# Saved data entries

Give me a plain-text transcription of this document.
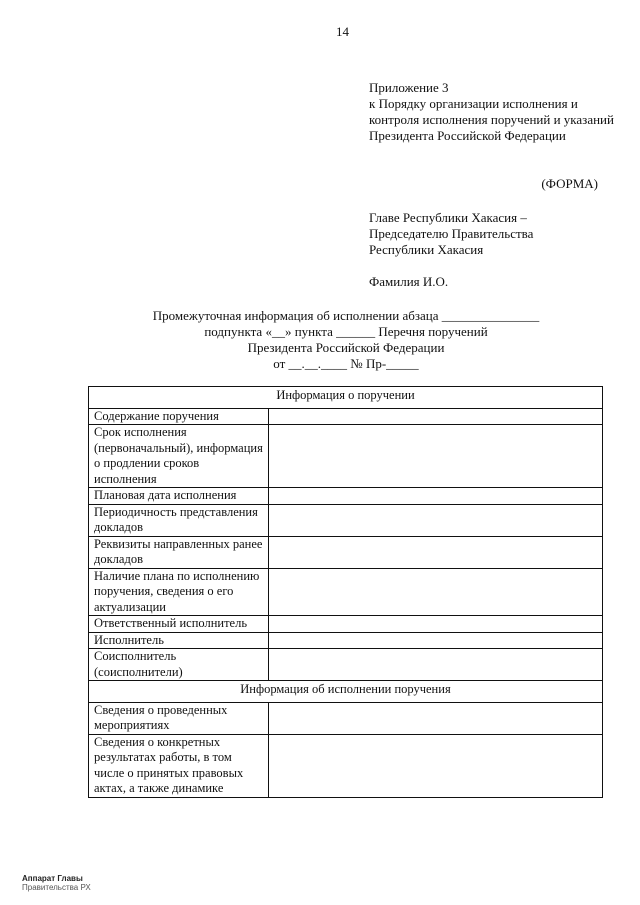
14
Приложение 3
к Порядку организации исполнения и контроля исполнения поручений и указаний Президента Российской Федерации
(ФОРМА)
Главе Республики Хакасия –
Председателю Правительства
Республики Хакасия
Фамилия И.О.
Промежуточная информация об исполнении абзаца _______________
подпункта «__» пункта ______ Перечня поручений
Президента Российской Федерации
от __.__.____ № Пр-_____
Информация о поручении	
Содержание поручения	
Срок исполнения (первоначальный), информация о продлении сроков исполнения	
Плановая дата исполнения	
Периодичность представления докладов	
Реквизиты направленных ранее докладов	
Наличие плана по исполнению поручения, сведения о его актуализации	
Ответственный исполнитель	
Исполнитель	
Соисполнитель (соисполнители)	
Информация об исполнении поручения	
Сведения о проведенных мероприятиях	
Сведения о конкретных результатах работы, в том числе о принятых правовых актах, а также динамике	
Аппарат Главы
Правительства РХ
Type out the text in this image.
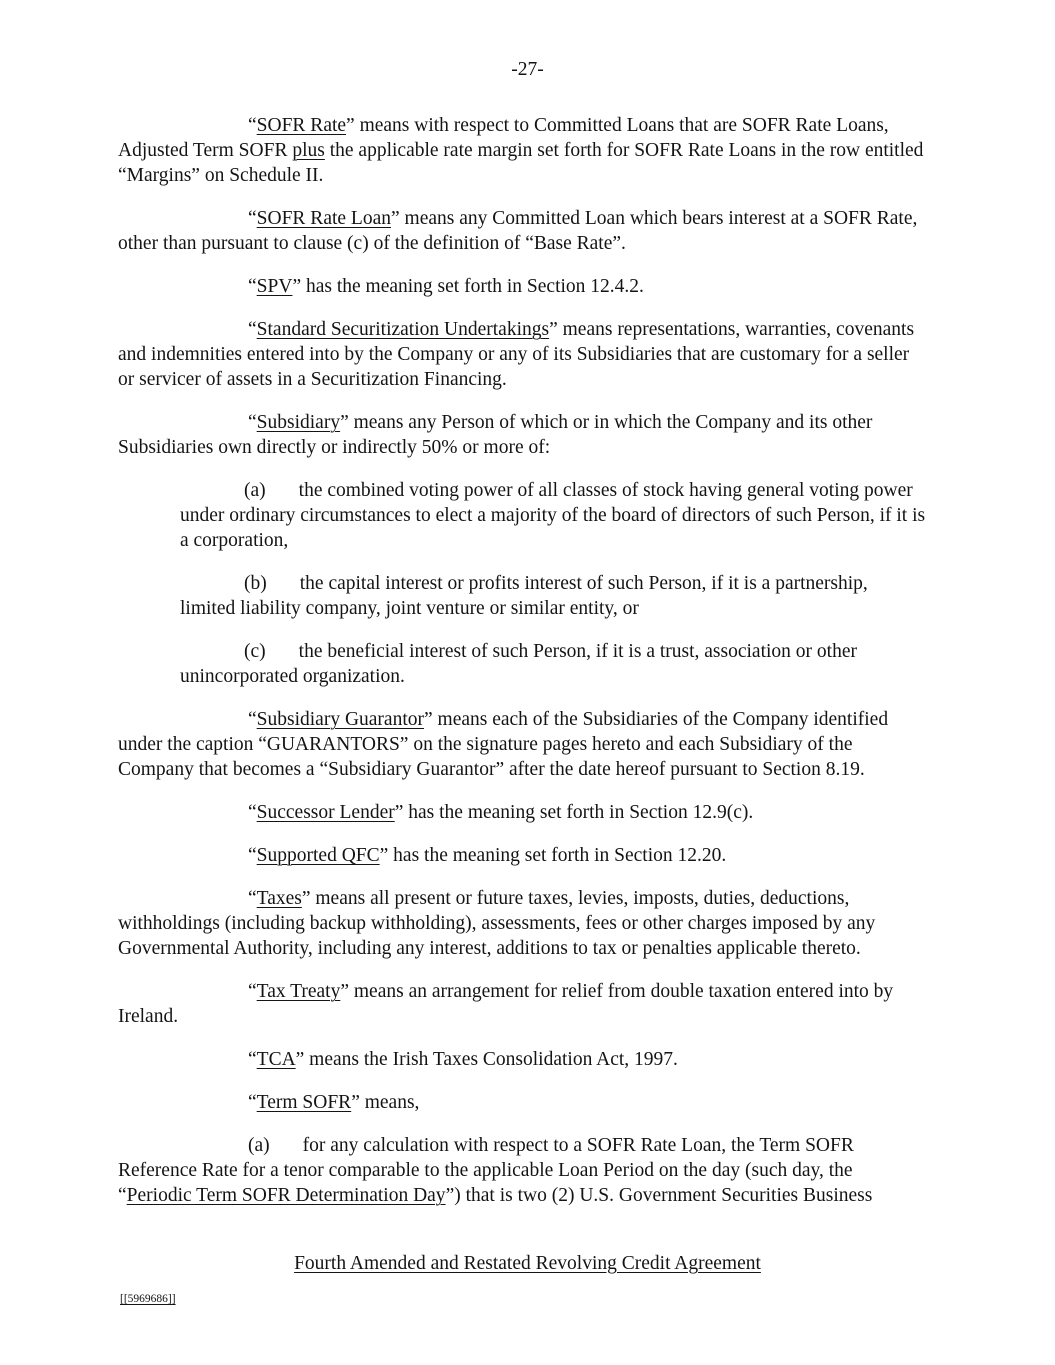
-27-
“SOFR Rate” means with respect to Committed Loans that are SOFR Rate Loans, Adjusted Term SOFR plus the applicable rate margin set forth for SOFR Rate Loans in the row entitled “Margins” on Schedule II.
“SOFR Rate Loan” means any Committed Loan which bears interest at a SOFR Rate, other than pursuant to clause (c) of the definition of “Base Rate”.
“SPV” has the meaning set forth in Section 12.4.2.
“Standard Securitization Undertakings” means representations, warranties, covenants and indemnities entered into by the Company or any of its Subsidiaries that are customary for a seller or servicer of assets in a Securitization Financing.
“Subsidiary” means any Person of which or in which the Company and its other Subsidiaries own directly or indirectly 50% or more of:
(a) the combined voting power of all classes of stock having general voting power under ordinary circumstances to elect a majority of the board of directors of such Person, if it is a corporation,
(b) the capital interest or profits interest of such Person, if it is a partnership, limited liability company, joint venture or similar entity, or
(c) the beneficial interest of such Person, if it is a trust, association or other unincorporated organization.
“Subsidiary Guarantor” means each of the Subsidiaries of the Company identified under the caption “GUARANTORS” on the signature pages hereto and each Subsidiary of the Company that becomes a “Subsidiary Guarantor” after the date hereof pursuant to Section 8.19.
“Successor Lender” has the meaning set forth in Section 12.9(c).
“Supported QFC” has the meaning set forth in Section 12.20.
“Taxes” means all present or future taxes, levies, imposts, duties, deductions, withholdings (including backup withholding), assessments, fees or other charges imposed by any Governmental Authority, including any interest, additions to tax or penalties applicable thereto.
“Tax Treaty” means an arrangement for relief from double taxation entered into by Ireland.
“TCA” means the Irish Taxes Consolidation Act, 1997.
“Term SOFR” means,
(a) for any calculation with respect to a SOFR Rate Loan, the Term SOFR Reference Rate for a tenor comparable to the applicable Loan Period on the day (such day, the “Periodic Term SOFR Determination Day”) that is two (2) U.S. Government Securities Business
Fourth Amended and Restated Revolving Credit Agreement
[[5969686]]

# WRITTEN REQUEST
Among the entries above, how many lines hold the string "Республики"? Give the number by itself.

# THE RESPONSE
2